Within the material below, find each line bearing the word "where" and present it.

**** SUPPLIED ENTRIES ****

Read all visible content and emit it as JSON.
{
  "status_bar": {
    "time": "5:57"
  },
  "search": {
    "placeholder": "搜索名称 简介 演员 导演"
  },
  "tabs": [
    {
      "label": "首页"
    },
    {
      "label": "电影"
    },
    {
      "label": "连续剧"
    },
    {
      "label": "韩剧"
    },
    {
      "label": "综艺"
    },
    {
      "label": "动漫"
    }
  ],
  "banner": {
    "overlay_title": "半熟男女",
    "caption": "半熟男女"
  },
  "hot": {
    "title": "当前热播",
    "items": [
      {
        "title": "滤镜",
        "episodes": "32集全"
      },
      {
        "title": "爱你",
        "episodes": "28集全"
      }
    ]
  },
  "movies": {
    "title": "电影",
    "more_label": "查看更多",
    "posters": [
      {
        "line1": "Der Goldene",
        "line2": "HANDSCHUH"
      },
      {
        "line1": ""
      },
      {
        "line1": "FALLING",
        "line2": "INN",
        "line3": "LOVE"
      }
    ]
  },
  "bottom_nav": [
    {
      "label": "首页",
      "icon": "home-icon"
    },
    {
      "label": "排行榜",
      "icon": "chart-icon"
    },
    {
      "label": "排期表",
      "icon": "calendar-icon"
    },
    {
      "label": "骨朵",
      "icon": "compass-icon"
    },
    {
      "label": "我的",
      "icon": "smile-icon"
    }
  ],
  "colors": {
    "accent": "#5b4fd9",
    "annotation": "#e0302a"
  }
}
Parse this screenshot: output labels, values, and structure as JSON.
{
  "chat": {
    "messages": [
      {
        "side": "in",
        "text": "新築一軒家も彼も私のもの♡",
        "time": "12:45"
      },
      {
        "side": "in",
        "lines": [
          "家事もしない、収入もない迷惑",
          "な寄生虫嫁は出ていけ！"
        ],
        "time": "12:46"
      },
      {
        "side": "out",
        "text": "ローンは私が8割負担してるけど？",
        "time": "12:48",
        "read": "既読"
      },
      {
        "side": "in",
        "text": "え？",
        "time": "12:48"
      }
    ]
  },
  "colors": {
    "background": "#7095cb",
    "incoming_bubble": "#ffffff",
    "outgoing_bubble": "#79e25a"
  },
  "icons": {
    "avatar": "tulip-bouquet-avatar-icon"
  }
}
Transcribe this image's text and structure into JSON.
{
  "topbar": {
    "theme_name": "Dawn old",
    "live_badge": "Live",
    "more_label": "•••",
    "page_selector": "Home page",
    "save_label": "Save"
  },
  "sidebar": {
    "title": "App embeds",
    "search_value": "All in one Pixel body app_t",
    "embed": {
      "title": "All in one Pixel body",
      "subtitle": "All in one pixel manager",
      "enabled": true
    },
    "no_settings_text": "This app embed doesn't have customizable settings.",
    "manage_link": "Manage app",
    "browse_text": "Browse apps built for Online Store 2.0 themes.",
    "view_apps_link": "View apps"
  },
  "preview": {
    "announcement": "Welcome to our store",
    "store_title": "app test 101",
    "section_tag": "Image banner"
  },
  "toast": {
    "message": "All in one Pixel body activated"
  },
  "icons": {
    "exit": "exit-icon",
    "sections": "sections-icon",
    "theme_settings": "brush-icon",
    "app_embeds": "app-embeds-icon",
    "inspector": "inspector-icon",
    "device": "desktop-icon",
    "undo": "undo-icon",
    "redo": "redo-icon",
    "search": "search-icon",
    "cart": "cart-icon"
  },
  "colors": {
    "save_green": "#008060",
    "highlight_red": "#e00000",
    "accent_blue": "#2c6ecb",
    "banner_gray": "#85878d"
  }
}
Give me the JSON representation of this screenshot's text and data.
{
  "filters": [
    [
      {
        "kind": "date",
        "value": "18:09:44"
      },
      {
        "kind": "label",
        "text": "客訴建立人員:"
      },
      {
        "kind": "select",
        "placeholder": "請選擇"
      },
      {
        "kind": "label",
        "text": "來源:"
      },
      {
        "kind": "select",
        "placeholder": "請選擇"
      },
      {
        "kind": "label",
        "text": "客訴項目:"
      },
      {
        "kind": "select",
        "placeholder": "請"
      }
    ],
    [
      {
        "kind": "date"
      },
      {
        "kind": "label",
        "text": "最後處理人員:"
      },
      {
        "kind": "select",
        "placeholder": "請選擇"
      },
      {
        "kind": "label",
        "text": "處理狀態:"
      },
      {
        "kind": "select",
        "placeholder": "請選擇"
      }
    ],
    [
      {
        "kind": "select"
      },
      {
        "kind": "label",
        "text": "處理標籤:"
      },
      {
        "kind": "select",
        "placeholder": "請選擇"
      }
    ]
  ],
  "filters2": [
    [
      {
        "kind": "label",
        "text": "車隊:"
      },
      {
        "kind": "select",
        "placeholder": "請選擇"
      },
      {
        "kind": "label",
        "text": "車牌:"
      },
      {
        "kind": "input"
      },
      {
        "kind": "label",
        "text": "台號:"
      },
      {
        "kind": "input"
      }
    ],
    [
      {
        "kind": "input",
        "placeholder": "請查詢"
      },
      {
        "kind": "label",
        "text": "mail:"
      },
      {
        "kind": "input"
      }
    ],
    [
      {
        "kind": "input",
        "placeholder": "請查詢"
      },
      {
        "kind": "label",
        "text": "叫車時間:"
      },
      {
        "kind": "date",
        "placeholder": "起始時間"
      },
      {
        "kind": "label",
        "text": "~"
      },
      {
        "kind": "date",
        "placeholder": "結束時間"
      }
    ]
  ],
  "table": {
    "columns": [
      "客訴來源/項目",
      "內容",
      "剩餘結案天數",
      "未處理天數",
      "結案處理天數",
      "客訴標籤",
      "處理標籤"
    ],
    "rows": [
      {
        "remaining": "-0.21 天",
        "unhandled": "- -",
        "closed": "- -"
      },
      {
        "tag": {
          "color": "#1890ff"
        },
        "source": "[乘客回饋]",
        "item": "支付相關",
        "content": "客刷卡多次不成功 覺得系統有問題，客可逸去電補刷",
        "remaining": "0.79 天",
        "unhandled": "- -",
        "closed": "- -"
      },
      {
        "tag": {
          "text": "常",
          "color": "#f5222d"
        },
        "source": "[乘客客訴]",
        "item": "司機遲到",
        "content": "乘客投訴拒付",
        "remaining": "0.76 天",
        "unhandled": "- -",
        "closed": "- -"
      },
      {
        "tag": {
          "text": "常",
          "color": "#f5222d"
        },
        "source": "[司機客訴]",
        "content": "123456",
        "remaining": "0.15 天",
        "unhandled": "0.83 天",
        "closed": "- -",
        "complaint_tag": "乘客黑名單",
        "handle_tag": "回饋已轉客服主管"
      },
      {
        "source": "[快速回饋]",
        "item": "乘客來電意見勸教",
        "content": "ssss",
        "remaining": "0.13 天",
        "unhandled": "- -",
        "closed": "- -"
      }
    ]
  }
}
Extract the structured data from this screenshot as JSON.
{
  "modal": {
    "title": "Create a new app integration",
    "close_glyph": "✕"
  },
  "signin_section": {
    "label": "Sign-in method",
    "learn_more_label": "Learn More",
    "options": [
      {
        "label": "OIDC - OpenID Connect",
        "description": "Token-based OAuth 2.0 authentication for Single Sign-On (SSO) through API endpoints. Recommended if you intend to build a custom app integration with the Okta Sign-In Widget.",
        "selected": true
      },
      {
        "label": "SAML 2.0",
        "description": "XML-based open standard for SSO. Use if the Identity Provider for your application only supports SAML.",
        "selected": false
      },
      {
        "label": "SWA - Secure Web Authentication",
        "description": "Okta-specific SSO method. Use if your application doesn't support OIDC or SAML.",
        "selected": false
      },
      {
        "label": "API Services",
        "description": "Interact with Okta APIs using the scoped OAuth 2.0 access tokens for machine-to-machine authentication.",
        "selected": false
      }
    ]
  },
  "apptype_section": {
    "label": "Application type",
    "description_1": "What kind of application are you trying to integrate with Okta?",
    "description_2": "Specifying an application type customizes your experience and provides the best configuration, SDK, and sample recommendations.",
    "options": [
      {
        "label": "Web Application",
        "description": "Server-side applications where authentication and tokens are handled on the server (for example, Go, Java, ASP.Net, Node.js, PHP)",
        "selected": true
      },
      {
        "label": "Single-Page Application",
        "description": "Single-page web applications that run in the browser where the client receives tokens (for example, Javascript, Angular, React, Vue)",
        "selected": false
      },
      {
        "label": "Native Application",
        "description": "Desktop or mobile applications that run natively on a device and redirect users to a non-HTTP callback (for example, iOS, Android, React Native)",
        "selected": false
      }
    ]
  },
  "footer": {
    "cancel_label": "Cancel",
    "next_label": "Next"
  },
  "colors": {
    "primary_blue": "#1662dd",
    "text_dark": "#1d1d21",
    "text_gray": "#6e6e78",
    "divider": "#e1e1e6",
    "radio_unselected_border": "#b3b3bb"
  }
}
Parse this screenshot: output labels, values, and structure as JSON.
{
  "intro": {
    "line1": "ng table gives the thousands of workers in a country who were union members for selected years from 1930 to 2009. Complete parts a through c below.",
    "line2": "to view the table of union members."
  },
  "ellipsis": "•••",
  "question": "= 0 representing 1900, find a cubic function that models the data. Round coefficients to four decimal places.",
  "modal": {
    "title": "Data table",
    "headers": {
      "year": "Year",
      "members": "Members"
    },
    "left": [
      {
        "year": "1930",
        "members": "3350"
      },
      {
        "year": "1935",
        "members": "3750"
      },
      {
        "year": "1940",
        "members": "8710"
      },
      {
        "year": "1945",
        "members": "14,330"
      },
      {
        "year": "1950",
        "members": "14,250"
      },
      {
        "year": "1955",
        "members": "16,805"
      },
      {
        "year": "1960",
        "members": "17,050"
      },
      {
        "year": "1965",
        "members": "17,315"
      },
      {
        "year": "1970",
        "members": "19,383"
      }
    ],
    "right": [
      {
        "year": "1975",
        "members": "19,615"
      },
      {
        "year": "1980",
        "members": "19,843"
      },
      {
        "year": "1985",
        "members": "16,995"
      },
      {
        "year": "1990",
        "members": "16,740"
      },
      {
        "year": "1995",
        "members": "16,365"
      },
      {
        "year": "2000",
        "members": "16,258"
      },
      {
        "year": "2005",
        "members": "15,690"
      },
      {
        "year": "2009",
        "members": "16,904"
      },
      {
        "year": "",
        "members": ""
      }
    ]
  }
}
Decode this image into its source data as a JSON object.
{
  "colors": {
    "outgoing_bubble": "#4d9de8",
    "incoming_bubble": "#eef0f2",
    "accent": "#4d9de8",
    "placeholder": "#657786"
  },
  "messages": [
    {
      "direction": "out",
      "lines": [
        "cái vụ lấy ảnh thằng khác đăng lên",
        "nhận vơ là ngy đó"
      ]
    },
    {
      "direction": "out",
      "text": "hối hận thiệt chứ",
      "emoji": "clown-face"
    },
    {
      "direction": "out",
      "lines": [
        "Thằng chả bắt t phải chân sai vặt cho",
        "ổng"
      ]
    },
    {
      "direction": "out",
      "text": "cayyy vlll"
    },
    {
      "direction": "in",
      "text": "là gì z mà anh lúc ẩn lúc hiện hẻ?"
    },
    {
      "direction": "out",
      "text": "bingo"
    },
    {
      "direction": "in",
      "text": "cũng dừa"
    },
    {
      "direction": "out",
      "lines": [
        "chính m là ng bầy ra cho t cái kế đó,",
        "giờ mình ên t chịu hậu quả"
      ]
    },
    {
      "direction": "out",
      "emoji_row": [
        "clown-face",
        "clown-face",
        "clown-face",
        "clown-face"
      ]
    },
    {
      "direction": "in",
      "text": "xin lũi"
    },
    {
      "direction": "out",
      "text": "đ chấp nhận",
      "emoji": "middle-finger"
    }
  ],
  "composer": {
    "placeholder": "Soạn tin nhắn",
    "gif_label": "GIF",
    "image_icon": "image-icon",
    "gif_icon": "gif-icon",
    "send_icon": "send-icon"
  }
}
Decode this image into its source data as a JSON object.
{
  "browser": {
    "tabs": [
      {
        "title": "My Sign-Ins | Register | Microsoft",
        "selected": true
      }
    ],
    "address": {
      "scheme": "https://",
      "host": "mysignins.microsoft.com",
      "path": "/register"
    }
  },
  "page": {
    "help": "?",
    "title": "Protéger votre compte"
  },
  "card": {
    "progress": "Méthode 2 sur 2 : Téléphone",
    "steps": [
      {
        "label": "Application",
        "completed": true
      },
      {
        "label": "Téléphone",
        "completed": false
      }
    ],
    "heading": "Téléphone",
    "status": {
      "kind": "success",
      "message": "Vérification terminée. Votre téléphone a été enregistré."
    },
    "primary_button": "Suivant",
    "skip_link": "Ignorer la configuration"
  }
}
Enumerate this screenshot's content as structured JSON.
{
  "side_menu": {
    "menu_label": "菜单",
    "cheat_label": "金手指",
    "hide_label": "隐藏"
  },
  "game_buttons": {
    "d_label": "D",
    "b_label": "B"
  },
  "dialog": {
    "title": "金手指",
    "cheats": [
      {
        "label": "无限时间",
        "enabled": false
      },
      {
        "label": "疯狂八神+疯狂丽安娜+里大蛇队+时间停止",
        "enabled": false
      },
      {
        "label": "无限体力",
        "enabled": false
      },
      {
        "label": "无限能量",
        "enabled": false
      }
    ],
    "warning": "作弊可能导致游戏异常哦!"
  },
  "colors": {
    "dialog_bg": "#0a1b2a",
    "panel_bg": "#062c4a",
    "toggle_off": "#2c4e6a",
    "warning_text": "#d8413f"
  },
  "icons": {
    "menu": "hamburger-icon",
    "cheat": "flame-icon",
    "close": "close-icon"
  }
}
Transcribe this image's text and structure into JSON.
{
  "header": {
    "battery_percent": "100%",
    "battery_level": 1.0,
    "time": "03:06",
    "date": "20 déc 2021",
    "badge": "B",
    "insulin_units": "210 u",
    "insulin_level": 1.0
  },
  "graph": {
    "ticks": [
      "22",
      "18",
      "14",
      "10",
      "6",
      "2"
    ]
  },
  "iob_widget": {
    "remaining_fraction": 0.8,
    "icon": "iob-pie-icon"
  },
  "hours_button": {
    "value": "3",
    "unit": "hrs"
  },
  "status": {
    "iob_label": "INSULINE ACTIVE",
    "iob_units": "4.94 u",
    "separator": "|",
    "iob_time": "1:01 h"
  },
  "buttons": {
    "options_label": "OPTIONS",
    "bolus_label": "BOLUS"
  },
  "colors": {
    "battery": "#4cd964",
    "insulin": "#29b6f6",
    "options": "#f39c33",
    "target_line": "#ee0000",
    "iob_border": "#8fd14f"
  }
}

****

- RESPONSE -
        "description": "Server-side applications where authentication and tokens are handled on the server (for example, Go, Java, ASP.Net, Node.js, PHP)",
        "description": "Single-page web applications that run in the browser where the client receives tokens (for example, Javascript, Angular, React, Vue)",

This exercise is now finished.